:: AVAILABLE DATA

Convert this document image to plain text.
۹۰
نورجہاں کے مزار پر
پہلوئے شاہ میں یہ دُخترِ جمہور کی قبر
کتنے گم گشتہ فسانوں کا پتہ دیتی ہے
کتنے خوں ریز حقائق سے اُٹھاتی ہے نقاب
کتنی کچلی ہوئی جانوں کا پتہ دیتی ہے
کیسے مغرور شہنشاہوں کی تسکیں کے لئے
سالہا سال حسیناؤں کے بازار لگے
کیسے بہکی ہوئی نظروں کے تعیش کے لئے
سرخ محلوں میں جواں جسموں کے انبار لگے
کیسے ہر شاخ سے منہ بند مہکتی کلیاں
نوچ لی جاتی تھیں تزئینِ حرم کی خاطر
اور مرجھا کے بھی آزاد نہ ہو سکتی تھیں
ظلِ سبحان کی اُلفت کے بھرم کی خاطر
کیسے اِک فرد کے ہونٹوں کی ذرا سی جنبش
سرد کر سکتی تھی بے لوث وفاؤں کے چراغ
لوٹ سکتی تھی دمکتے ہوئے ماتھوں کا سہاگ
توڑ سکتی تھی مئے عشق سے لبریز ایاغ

::::

[TASK OBJECTIVE]
Restate each record exactly as written.

[ANSWER TO THIS PROBLEM]
Convert this document image to plain text.
۹۰
نورجہاں کے مزار پر
پہلوئے شاہ میں یہ دُخترِ جمہور کی قبر
کتنے گم گشتہ فسانوں کا پتہ دیتی ہے
کتنے خوں ریز حقائق سے اُٹھاتی ہے نقاب
کتنی کچلی ہوئی جانوں کا پتہ دیتی ہے
کیسے مغرور شہنشاہوں کی تسکیں کے لئے
سالہا سال حسیناؤں کے بازار لگے
کیسے بہکی ہوئی نظروں کے تعیش کے لئے
سرخ محلوں میں جواں جسموں کے انبار لگے
کیسے ہر شاخ سے منہ بند مہکتی کلیاں
نوچ لی جاتی تھیں تزئینِ حرم کی خاطر
اور مرجھا کے بھی آزاد نہ ہو سکتی تھیں
ظلِ سبحان کی اُلفت کے بھرم کی خاطر
کیسے اِک فرد کے ہونٹوں کی ذرا سی جنبش
سرد کر سکتی تھی بے لوث وفاؤں کے چراغ
لوٹ سکتی تھی دمکتے ہوئے ماتھوں کا سہاگ
توڑ سکتی تھی مئے عشق سے لبریز ایاغ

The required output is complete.